**OBJECTIVE**
Wherever a line in the data below holds "price", copy that line.

**DATASET EXCERPTS**
■ ■ ■

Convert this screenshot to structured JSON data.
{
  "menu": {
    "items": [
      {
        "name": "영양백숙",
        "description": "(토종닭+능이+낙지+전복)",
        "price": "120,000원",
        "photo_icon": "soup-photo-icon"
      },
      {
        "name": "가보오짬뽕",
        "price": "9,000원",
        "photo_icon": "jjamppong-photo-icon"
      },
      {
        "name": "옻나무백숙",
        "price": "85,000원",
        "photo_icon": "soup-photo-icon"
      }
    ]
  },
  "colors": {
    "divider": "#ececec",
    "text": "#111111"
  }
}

■ ■ ■

**OUTPUT FOR THIS EXERCISE**
        "price": "120,000원",
        "price": "9,000원",
        "price": "85,000원",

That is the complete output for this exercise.